Problem details: Turn the lines from the start of the listing up to and including the line containing "59, 259, 68]" into a JSON list of strings, one string per line, with blank lines left out.
### Data for this task ###
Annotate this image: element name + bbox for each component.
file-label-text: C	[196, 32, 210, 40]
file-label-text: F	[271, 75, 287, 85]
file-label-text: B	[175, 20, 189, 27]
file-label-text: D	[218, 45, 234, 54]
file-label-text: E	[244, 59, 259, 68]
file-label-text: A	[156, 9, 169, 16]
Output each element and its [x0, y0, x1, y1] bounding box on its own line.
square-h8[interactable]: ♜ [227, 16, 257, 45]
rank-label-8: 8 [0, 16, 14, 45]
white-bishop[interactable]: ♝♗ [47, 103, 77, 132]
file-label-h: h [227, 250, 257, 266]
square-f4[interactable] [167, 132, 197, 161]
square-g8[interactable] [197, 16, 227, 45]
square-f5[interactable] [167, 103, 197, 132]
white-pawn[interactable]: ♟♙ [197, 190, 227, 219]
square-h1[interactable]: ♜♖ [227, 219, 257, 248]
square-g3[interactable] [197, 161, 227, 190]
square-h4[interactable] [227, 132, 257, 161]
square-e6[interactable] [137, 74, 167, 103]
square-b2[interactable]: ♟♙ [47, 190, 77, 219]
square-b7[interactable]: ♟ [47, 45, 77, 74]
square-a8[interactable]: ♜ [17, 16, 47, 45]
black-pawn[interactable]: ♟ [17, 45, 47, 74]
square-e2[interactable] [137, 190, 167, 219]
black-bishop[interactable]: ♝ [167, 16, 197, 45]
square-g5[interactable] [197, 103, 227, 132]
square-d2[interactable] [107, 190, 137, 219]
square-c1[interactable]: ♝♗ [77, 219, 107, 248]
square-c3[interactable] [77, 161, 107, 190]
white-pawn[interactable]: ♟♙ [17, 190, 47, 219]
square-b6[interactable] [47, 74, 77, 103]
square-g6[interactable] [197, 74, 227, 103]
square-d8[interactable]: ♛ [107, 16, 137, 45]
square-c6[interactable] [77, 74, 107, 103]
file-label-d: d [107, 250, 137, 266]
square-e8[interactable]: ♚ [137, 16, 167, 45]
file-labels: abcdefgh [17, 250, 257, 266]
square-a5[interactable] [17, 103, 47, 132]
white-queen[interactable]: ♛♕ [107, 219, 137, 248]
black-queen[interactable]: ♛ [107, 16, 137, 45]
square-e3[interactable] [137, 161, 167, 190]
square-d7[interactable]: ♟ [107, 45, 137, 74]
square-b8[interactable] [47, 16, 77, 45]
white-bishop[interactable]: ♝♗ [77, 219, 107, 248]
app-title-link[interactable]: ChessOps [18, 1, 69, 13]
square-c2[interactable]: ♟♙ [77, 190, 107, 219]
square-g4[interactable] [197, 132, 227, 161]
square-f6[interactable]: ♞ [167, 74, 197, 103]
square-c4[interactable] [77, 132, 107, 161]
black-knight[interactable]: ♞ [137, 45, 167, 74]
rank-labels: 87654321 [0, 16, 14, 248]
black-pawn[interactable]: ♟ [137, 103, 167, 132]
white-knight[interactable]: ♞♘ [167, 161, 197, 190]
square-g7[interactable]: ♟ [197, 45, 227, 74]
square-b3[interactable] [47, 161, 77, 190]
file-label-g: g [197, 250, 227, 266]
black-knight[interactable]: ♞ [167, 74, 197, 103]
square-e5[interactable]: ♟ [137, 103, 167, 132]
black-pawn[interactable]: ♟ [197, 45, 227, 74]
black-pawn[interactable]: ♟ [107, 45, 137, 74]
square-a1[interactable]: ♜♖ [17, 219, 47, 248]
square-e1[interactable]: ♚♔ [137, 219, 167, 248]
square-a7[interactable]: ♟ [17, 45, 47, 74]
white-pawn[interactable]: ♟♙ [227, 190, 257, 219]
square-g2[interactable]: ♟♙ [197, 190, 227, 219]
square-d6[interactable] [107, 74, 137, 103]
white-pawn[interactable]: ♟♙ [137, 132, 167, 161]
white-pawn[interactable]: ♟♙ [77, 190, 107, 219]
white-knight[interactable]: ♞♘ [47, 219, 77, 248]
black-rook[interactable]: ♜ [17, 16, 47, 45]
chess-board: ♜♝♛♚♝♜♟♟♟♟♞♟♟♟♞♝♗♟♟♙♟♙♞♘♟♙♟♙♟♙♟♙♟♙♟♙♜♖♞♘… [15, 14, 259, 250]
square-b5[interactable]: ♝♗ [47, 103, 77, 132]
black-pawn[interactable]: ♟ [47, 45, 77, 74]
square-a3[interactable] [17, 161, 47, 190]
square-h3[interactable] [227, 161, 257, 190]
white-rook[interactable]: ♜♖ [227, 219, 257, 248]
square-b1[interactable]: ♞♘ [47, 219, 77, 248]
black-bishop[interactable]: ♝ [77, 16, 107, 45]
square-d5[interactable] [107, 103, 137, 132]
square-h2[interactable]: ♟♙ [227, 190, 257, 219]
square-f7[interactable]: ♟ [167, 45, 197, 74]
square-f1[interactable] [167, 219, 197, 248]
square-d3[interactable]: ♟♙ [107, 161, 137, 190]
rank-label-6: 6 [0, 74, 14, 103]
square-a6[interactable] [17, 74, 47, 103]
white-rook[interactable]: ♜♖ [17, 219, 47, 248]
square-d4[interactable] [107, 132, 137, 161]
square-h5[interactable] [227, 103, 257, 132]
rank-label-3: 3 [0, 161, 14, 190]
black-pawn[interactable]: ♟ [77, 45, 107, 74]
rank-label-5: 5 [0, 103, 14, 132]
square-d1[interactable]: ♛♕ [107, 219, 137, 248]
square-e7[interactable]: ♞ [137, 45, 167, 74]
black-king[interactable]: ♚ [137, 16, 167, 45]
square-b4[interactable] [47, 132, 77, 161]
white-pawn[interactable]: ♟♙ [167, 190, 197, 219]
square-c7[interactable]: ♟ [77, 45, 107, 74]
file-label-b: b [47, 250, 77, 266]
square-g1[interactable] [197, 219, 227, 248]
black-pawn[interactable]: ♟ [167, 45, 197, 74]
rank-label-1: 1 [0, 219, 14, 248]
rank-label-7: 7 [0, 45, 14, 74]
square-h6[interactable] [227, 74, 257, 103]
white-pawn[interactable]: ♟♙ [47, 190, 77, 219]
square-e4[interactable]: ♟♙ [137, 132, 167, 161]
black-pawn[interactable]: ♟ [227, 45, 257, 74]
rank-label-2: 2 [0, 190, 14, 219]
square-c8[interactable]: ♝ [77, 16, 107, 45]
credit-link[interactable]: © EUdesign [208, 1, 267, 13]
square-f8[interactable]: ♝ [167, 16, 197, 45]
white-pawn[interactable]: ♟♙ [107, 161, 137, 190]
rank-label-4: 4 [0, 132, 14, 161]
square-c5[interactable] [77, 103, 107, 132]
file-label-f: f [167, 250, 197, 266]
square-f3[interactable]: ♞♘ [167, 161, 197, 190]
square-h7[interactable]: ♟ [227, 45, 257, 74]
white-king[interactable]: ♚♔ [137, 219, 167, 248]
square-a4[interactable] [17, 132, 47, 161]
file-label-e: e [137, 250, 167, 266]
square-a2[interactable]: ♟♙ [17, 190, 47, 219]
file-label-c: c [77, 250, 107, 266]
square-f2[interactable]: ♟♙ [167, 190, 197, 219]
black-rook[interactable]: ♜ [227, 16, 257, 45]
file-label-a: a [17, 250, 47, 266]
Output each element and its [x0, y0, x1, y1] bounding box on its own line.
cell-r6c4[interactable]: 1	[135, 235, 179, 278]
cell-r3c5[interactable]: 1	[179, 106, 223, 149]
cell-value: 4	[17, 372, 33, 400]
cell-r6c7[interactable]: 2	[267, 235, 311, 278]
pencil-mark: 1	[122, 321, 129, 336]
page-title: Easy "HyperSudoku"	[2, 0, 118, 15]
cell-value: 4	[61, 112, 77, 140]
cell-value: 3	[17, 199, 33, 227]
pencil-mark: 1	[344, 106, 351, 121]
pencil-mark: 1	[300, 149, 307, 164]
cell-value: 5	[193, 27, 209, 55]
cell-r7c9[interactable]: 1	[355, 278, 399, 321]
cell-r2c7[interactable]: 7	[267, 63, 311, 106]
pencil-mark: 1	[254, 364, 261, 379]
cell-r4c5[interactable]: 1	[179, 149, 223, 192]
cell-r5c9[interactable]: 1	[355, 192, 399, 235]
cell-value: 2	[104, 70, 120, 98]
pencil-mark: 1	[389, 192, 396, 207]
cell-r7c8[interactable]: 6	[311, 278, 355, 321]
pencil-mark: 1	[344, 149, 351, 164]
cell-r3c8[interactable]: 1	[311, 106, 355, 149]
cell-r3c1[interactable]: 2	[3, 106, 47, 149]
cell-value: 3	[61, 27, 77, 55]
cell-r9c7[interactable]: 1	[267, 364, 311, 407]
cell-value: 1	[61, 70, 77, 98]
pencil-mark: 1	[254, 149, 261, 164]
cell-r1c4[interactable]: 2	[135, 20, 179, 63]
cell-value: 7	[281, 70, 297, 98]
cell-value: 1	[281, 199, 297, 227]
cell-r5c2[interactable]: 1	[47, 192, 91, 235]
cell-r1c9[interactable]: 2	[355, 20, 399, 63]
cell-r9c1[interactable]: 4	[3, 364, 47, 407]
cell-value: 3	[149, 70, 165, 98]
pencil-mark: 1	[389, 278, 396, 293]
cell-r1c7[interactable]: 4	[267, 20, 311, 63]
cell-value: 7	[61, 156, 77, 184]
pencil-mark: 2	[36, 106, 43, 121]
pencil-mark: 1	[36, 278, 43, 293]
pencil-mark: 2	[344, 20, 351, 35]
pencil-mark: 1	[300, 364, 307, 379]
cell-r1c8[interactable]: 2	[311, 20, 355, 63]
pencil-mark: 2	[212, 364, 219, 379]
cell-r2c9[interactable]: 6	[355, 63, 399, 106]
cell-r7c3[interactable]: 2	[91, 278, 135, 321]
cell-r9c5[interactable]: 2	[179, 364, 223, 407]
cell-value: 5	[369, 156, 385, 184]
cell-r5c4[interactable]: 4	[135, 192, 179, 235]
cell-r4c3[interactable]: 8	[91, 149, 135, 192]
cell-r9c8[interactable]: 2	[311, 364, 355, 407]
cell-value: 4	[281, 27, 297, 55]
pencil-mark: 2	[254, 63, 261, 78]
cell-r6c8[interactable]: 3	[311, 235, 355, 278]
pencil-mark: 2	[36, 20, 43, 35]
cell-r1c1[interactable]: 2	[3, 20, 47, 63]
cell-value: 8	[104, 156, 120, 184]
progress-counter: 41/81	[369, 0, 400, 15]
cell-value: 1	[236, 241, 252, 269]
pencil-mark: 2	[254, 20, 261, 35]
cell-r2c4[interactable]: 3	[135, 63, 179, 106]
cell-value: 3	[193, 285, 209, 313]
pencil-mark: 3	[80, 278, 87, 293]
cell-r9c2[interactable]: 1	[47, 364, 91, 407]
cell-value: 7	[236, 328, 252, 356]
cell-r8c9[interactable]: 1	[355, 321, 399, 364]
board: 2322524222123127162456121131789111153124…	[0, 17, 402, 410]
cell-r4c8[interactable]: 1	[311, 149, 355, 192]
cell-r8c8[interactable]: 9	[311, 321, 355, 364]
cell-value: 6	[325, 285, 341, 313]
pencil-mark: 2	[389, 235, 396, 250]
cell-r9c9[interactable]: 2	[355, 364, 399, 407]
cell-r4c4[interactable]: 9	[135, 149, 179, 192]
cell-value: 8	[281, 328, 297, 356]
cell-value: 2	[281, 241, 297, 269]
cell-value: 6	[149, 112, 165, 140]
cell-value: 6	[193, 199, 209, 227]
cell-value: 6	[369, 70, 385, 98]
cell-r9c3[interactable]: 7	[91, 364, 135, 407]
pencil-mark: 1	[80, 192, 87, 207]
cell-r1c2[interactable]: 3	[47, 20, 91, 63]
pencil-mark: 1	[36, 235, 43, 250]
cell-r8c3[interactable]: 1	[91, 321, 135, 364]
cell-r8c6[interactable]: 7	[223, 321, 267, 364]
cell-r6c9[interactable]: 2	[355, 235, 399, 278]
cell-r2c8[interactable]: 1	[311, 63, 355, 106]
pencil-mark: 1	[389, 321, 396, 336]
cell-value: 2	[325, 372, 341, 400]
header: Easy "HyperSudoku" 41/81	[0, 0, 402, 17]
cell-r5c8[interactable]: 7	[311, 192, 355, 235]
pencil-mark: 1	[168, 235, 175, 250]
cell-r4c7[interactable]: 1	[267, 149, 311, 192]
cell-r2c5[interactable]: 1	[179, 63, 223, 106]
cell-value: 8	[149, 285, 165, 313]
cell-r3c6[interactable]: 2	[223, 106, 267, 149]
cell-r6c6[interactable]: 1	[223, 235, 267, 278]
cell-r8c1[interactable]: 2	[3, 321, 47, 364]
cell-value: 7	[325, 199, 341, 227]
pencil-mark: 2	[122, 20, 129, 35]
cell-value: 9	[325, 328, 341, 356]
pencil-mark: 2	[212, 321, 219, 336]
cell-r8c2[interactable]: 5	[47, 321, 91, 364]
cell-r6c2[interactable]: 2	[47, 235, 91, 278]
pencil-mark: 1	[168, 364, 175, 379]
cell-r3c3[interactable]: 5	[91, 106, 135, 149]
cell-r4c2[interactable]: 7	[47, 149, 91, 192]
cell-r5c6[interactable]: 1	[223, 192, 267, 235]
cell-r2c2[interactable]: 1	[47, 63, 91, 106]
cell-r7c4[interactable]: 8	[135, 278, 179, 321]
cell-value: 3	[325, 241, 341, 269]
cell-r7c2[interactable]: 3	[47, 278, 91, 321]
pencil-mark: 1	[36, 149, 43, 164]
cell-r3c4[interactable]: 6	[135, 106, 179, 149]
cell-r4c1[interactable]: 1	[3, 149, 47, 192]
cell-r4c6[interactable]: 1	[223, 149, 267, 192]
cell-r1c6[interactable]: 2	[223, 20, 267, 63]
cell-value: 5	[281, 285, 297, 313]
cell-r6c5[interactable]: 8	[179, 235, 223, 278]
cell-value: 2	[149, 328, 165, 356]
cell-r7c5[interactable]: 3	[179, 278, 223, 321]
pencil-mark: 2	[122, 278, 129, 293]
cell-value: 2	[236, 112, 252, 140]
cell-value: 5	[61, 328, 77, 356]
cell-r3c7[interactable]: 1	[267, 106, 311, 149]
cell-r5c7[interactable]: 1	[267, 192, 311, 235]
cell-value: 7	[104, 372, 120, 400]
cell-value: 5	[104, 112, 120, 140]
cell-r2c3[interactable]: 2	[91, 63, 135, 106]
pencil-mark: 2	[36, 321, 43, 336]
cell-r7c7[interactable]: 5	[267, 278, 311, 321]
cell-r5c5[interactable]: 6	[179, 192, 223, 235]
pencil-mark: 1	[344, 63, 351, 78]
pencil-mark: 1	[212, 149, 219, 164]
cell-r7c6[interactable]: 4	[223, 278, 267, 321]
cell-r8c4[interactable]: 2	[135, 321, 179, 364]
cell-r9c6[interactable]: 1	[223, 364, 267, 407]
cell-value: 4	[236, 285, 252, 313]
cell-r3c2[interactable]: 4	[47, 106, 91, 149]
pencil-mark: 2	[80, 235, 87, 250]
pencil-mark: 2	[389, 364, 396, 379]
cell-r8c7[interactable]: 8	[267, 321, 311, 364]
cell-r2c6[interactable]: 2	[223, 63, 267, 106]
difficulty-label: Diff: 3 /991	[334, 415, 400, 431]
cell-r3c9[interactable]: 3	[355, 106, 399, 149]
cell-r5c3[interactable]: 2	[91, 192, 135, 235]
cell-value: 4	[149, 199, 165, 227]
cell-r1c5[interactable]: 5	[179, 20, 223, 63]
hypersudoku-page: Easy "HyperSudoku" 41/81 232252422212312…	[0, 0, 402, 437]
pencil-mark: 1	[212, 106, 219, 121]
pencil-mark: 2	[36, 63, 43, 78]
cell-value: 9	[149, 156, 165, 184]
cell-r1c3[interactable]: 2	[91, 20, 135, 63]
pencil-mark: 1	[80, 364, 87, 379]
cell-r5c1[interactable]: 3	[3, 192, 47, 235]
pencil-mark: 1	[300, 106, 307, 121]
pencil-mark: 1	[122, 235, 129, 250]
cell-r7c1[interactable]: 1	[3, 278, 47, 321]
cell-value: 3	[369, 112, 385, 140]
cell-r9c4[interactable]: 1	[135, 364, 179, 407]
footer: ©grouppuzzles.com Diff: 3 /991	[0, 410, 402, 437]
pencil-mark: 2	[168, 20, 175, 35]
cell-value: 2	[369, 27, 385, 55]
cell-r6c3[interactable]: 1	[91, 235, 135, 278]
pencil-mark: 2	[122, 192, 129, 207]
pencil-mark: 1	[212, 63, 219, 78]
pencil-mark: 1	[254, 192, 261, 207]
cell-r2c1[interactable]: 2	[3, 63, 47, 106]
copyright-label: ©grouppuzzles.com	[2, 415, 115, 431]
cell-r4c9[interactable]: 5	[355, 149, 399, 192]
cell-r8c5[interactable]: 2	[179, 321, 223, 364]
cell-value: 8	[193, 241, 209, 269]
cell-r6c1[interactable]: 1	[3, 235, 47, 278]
###
The result:
[
  "Annotate this image: element name + bbox for each component.",
  "file-label-text: C\t[196, 32, 210, 40]",
  "file-label-text: F\t[271, 75, 287, 85]",
  "file-label-text: B\t[175, 20, 189, 27]",
  "file-label-text: D\t[218, 45, 234, 54]",
  "file-label-text: E\t[244, 59, 259, 68]"
]